## [Task statement]
Wherever the word "从元数据" appears in a line, extract that line.

## [Data for the task]
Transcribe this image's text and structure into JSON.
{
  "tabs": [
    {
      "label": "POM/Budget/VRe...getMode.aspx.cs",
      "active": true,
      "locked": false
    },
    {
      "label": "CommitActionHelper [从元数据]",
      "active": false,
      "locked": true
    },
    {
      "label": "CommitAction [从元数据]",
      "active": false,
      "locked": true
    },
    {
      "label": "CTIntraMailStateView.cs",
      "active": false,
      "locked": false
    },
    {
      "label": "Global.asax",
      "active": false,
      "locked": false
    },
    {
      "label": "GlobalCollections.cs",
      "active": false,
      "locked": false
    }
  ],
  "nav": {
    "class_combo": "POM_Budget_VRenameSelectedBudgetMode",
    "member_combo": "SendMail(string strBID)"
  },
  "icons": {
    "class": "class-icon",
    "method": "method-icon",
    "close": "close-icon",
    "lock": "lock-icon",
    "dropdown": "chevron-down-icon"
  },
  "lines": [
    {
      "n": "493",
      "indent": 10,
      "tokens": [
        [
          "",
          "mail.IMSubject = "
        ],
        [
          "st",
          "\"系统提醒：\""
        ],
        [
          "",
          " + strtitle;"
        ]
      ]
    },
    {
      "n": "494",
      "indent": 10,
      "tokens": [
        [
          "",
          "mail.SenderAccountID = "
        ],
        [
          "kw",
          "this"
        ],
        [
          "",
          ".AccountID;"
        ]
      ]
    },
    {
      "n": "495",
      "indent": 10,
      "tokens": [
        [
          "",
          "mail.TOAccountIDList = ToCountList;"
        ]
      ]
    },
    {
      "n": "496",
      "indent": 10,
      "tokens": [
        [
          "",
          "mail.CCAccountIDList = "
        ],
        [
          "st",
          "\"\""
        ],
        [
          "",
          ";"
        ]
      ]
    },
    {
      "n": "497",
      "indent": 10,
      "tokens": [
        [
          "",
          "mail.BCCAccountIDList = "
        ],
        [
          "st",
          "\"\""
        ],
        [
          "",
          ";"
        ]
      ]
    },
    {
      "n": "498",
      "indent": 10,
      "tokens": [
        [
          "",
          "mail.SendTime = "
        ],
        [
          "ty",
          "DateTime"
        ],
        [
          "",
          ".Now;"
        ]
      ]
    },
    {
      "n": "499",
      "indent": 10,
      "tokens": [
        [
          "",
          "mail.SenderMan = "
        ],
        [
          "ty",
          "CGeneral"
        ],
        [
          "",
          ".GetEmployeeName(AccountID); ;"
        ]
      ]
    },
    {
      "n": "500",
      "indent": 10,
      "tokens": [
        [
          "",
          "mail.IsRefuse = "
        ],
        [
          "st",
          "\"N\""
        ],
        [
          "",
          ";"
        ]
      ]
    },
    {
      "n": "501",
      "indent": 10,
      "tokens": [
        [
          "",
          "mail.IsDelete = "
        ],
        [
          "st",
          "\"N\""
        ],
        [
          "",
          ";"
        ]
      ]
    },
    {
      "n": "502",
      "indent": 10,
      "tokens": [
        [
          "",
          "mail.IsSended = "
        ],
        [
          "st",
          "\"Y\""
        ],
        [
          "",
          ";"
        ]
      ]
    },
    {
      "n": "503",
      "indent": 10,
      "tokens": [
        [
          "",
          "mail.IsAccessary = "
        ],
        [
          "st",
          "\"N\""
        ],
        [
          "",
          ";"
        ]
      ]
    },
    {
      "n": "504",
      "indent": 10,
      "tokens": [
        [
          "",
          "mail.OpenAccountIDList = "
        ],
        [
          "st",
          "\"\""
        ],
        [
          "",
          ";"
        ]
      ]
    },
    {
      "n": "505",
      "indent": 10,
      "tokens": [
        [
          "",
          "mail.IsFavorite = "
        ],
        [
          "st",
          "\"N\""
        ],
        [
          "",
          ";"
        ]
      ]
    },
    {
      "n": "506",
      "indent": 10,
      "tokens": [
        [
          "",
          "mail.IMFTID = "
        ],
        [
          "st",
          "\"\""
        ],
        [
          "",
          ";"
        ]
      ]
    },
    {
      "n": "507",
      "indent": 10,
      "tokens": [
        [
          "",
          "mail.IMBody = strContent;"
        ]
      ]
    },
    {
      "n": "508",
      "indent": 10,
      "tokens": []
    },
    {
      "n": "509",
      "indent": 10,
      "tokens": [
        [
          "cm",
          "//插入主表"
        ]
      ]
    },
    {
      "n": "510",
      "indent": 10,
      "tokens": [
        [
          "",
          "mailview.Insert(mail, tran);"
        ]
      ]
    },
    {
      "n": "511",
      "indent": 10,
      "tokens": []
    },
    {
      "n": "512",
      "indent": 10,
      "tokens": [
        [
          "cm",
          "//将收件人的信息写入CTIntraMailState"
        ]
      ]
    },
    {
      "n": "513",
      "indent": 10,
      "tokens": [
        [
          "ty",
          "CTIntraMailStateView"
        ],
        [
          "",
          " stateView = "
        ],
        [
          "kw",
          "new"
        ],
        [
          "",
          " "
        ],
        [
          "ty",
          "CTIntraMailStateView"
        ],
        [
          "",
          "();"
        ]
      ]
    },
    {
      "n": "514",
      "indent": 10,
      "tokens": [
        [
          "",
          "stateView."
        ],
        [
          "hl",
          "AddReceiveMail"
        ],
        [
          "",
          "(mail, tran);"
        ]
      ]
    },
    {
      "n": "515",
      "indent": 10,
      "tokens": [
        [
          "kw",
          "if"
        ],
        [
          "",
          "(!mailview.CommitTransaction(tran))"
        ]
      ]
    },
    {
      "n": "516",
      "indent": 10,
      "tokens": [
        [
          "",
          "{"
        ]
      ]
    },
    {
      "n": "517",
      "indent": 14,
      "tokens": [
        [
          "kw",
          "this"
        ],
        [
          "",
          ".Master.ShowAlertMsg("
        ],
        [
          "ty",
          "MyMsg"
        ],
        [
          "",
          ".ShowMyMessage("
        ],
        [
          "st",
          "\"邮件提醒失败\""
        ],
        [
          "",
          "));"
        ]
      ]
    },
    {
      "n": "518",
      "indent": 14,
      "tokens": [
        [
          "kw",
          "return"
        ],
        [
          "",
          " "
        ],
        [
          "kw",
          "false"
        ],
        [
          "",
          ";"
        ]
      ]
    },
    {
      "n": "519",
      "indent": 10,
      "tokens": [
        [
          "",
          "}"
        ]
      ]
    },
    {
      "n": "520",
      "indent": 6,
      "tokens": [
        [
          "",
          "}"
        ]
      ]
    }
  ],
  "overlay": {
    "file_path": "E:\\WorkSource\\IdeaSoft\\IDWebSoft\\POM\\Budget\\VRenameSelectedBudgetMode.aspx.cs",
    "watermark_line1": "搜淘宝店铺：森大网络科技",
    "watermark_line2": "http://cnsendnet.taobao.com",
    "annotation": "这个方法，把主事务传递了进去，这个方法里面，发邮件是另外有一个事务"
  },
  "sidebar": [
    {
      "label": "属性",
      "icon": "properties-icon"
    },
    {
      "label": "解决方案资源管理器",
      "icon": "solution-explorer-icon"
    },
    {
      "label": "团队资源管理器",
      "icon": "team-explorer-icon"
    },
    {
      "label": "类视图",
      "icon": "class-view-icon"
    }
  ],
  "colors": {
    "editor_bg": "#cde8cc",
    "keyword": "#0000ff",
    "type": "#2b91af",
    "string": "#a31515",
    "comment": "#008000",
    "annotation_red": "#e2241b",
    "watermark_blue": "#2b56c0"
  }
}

## [Full solution]
      "label": "CommitActionHelper [从元数据]",
      "label": "CommitAction [从元数据]",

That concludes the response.